* [Your goal] According to the pledge and security agreement below, what sum must the promissory note be paid in full by, and by what date?

PLEDGE AND SECURITY AGREEMENT
THIS PLEDGE AND SECURITY AGREEMENT (this "Pledge
Agreement") is made in reliance of the recitals set forth
hereinbelow and entered into as of January 25, 2005 between
Xxxxxxxx X. Xxxxxx, an individual principally residing in
the State of New York ("Hudson", "Borrower," or "Pledgor"),
entitled to receive mail at Xxxx Xxxxxx Xxx 000, Xxxxxxx,
Xxx Xxxx 00000 and Xxxxx X. Xxxxxxxxx, an individual
principally residing in the State of Ohio ("Margulies,"
"Lender," or "Pledgee"), entitled to receive mail at Suite
250, 00000 Xxxxxxx Xxxxxxxxx, Xxxxxx Xxxx, Xxxx 00000.
W I T N E S S E T H,
WHEREAS, Xxxxxx purchased Ninety-two and one-half of one
Percent (92.5%) of the total issued and outstanding common
voting equity securities of Cartoon Acquisition Corporation,
a United States corporation organized under the laws of the
State of Delaware ("Cartoon") under that certain Common
Stock Purchase Agreement (the "Agreement) of even date
herewith; and
WHEREAS, under the terms of that certain Agreement,
Xxxxxx issued Margulies a promissory note (the "Note"),
which requires Xxxxxx to pay Margulies the sum of $100,000,
without interest, on or before May 24, 2005; and
WHEREAS, as the result of entering into and consummating
that certain Agreement, Pledgor is the owner of certain
shares of the common stock of Cartoon (the "Shares"), which
Shares Pledgor desires to pledge to Pledgee, and Pledgee
desire to accept, as collateral security for Borrower's
payment under that certain Note; and
WHEREAS, where applicable, the apparent consent by the
Parties to that certain Agreement and to this Pledge
Agreement is (a) free, (b) by mutual consent, and (c)

* [Stored data]
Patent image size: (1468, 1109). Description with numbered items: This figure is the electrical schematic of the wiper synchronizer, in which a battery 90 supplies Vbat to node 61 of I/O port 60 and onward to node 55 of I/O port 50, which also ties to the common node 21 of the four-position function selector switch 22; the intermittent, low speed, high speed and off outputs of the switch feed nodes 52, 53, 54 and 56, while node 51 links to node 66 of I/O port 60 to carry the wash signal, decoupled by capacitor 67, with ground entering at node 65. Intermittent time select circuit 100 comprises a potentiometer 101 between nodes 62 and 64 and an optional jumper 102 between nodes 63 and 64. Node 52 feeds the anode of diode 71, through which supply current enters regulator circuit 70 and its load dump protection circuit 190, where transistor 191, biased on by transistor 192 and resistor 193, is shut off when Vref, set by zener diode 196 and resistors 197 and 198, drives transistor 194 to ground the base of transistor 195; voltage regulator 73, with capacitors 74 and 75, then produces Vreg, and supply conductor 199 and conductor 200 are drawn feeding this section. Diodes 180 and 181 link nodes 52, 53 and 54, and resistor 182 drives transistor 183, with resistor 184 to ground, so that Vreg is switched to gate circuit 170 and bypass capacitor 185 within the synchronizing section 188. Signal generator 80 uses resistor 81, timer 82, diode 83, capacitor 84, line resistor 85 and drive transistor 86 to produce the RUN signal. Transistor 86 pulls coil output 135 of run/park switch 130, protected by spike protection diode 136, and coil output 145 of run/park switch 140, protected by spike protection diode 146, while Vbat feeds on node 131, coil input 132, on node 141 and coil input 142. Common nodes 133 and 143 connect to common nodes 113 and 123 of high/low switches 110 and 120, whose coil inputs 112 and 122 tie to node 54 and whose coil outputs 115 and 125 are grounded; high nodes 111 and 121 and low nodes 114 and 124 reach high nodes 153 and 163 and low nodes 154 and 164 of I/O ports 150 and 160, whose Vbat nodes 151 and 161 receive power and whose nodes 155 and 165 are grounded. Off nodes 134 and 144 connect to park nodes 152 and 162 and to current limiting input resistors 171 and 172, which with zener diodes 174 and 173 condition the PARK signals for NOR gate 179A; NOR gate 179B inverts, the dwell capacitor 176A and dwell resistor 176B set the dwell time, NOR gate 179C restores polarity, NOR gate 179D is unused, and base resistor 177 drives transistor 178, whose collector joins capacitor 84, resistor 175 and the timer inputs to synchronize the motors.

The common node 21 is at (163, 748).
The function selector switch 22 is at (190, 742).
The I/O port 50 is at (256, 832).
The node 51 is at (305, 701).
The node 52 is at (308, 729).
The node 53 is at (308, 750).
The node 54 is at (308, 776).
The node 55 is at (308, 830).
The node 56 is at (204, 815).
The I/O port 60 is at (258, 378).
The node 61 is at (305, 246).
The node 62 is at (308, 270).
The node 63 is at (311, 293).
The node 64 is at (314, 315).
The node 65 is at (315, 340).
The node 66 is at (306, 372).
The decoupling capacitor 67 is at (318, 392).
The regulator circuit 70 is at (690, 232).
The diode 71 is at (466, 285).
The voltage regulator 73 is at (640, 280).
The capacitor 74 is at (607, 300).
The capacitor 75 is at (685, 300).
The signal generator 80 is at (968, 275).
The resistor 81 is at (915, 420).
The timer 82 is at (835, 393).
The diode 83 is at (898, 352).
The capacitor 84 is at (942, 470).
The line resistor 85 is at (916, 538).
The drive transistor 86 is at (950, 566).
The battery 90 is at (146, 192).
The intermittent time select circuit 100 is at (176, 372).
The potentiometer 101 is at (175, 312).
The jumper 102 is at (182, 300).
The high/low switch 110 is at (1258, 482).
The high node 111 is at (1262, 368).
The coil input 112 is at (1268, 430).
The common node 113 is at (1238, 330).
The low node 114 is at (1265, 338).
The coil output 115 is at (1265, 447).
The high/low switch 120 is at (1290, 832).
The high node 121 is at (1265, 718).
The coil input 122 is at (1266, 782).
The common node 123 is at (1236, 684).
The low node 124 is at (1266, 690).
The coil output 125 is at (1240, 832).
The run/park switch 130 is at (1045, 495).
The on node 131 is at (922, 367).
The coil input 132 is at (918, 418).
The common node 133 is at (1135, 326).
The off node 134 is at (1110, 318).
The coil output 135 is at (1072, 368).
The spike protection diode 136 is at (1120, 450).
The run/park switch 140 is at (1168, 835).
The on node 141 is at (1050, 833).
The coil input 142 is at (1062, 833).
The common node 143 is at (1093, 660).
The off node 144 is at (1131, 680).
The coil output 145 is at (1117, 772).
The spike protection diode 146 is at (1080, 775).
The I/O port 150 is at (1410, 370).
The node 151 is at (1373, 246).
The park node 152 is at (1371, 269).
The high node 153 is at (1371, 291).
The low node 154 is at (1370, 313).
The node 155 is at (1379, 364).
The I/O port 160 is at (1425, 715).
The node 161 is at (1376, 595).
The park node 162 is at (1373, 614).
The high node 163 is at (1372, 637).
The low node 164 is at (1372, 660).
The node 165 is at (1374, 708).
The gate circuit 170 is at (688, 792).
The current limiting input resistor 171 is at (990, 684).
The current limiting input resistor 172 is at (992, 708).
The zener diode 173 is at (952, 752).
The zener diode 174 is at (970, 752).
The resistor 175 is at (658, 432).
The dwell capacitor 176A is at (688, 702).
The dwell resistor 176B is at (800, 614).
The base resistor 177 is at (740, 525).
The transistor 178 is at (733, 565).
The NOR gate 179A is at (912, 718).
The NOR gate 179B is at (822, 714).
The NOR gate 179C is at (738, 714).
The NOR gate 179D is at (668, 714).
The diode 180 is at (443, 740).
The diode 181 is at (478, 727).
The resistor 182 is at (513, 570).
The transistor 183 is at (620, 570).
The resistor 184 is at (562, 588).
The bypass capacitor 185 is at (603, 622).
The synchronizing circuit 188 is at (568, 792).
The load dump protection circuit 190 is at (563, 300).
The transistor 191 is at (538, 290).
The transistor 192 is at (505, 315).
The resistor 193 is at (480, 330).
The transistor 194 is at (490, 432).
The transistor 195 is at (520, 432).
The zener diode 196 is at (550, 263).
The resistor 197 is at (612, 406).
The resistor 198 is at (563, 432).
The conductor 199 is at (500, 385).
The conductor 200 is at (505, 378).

* [Output for this exercise] $100,000, without interest, on or before May 24, 2005.